● **Exercise**: What follows is a listing; give it again exactly, in its entirety.

● **Supplied entries**:
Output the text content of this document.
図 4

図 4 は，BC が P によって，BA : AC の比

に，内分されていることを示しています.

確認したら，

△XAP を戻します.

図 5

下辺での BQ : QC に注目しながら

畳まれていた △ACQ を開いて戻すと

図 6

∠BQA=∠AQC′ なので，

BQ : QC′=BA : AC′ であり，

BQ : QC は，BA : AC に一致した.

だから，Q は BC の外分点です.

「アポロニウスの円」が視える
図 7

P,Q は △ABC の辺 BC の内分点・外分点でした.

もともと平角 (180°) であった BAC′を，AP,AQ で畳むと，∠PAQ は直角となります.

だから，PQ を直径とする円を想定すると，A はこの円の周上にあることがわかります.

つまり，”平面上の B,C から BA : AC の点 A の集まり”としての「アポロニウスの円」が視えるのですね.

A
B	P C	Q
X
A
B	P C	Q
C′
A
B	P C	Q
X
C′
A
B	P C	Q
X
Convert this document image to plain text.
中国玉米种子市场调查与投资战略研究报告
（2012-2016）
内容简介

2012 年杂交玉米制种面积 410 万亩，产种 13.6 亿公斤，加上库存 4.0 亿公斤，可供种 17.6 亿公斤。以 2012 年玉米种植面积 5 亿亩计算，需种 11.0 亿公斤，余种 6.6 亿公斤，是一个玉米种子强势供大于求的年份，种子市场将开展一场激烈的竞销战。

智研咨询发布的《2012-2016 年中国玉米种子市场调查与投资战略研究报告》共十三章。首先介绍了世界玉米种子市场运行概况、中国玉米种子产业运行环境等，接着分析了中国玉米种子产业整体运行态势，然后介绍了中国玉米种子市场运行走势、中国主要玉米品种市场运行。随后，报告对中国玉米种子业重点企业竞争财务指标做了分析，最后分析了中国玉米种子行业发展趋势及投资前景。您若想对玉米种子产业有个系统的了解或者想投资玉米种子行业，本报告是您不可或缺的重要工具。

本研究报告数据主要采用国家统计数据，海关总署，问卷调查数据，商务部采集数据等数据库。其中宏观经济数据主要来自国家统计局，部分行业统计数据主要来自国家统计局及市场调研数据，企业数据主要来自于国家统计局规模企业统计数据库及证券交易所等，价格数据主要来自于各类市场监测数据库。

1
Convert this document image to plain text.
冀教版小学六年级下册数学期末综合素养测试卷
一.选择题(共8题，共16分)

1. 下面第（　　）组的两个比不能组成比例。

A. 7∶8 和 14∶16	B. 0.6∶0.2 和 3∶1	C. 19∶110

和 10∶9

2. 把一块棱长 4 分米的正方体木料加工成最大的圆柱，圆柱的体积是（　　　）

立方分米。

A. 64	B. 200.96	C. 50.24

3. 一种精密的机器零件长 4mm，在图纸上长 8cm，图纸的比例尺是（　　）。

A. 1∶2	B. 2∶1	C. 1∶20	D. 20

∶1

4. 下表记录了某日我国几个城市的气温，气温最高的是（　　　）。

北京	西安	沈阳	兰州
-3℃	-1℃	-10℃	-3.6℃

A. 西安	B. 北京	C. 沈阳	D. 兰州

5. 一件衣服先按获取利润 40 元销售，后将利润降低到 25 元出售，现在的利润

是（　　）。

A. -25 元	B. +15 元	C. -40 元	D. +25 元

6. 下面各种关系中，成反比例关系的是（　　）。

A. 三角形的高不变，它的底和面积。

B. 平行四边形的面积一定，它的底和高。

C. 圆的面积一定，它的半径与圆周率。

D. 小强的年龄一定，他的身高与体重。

● **The answer**:
Output the text content of this document.
図 4

図 4 は，BC が P によって，BA : AC の比

に，内分されていることを示しています.

確認したら，

△XAP を戻します.

図 5

下辺での BQ : QC に注目しながら

畳まれていた △ACQ を開いて戻すと

図 6

∠BQA=∠AQC′ なので，

BQ : QC′=BA : AC′ であり，

BQ : QC は，BA : AC に一致した.

だから，Q は BC の外分点です.

「アポロニウスの円」が視える
図 7

P,Q は △ABC の辺 BC の内分点・外分点でした.

もともと平角 (180°) であった BAC′を，AP,AQ で畳むと，∠PAQ は直角となります.

だから，PQ を直径とする円を想定すると，A はこの円の周上にあることがわかります.

つまり，”平面上の B,C から BA : AC の点 A の集まり”としての「アポロニウスの円」が視えるのですね.

A
B	P C	Q
X
A
B	P C	Q
C′
A
B	P C	Q
X
C′
A
B	P C	Q
X
Convert this document image to plain text.
中国玉米种子市场调查与投资战略研究报告
（2012-2016）
内容简介

2012 年杂交玉米制种面积 410 万亩，产种 13.6 亿公斤，加上库存 4.0 亿公斤，可供种 17.6 亿公斤。以 2012 年玉米种植面积 5 亿亩计算，需种 11.0 亿公斤，余种 6.6 亿公斤，是一个玉米种子强势供大于求的年份，种子市场将开展一场激烈的竞销战。

智研咨询发布的《2012-2016 年中国玉米种子市场调查与投资战略研究报告》共十三章。首先介绍了世界玉米种子市场运行概况、中国玉米种子产业运行环境等，接着分析了中国玉米种子产业整体运行态势，然后介绍了中国玉米种子市场运行走势、中国主要玉米品种市场运行。随后，报告对中国玉米种子业重点企业竞争财务指标做了分析，最后分析了中国玉米种子行业发展趋势及投资前景。您若想对玉米种子产业有个系统的了解或者想投资玉米种子行业，本报告是您不可或缺的重要工具。

本研究报告数据主要采用国家统计数据，海关总署，问卷调查数据，商务部采集数据等数据库。其中宏观经济数据主要来自国家统计局，部分行业统计数据主要来自国家统计局及市场调研数据，企业数据主要来自于国家统计局规模企业统计数据库及证券交易所等，价格数据主要来自于各类市场监测数据库。

1
Convert this document image to plain text.
冀教版小学六年级下册数学期末综合素养测试卷
一.选择题(共8题，共16分)

1. 下面第（　　）组的两个比不能组成比例。

A. 7∶8 和 14∶16	B. 0.6∶0.2 和 3∶1	C. 19∶110

和 10∶9

2. 把一块棱长 4 分米的正方体木料加工成最大的圆柱，圆柱的体积是（　　　）

立方分米。

A. 64	B. 200.96	C. 50.24

3. 一种精密的机器零件长 4mm，在图纸上长 8cm，图纸的比例尺是（　　）。

A. 1∶2	B. 2∶1	C. 1∶20	D. 20

∶1

4. 下表记录了某日我国几个城市的气温，气温最高的是（　　　）。

北京	西安	沈阳	兰州
-3℃	-1℃	-10℃	-3.6℃

A. 西安	B. 北京	C. 沈阳	D. 兰州

5. 一件衣服先按获取利润 40 元销售，后将利润降低到 25 元出售，现在的利润

是（　　）。

A. -25 元	B. +15 元	C. -40 元	D. +25 元

6. 下面各种关系中，成反比例关系的是（　　）。

A. 三角形的高不变，它的底和面积。

B. 平行四边形的面积一定，它的底和高。

C. 圆的面积一定，它的半径与圆周率。

D. 小强的年龄一定，他的身高与体重。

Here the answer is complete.